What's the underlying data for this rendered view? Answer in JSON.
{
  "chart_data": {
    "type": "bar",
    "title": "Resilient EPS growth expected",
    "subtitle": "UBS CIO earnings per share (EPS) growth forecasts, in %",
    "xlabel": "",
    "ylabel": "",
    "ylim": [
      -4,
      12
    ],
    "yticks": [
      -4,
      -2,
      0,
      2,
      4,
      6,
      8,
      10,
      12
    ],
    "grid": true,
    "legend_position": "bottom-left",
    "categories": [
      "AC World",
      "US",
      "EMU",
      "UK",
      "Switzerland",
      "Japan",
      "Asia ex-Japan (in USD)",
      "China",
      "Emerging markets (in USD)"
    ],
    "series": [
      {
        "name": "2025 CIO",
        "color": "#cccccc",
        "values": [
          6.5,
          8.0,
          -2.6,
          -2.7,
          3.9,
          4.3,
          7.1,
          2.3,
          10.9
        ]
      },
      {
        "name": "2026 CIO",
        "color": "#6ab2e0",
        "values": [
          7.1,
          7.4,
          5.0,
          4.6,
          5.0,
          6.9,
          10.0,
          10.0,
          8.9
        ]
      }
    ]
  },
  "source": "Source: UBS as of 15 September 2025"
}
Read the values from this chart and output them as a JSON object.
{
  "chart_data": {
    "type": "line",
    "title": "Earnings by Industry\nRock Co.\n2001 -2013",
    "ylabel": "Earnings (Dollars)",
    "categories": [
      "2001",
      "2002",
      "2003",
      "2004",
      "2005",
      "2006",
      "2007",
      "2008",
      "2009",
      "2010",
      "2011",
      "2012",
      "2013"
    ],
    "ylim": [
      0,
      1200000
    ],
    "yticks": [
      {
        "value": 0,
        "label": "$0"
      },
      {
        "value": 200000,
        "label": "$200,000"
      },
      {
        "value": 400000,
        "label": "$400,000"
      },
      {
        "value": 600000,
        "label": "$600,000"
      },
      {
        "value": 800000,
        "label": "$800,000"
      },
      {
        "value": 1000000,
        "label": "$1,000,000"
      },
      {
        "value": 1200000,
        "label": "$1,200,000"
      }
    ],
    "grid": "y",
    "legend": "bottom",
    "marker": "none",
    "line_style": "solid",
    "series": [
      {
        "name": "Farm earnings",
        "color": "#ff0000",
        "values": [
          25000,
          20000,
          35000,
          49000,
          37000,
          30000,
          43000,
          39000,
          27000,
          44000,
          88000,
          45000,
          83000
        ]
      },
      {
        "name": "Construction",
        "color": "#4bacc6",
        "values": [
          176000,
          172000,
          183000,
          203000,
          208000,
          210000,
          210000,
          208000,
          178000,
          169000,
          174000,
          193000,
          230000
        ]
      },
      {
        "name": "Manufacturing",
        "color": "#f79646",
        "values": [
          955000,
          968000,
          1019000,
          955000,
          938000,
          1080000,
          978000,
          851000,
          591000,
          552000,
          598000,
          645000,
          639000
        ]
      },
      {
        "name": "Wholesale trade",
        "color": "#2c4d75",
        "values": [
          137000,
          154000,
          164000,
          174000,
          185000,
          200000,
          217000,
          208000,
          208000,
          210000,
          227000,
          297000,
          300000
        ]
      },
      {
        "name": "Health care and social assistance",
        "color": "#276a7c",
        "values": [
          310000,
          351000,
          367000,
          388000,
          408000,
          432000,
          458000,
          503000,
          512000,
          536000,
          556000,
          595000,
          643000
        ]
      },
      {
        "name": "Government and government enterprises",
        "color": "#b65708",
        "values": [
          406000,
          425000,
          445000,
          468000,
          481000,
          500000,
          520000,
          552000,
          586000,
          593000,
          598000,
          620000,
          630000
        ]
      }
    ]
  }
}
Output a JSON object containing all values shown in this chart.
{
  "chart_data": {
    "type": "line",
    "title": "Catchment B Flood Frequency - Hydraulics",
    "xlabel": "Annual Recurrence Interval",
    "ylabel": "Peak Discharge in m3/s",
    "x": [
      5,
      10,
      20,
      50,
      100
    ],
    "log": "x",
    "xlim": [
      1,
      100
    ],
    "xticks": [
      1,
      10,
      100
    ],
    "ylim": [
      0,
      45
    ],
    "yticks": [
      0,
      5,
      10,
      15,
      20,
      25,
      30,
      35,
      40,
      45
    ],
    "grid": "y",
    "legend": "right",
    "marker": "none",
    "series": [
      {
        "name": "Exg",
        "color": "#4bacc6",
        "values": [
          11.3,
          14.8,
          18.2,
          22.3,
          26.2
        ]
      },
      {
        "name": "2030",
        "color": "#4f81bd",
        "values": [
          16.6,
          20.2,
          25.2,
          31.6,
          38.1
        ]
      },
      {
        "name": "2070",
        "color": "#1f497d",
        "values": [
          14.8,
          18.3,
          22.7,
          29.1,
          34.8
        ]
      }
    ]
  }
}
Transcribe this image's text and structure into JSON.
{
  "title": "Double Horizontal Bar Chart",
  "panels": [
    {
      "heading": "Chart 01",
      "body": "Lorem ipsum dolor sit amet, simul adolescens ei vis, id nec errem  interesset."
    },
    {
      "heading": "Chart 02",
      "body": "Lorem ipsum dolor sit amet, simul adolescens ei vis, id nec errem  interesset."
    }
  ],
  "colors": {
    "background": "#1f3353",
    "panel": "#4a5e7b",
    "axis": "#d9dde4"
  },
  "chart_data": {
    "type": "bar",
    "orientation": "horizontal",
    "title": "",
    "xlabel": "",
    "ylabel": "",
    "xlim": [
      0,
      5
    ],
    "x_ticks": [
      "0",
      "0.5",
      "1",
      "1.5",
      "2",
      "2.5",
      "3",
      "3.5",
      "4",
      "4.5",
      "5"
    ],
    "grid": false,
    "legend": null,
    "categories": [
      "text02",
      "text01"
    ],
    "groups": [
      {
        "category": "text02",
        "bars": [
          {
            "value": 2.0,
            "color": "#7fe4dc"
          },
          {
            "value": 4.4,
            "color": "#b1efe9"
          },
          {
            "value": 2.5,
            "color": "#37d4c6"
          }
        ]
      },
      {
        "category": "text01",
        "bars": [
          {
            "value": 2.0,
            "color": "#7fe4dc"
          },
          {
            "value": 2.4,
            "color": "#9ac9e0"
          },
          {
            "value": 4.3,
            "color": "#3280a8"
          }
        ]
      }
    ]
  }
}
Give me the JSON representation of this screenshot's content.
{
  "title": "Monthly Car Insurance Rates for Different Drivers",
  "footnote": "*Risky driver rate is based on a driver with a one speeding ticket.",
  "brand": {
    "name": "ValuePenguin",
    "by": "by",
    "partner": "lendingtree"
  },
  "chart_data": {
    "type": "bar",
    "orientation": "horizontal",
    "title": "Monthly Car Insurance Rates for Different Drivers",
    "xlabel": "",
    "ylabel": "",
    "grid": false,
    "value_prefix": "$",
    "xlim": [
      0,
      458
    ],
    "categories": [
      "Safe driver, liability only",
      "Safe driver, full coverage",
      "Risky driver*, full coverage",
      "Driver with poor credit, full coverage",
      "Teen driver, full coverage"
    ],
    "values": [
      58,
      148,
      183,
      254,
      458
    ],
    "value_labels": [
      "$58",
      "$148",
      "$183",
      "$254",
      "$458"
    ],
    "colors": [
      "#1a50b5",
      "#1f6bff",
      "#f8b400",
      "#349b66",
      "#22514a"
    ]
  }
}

» Exercise: Work out how many lines in the entries hold the string "object". Your answer should consist solely of that number.

» Response to this exercise: 2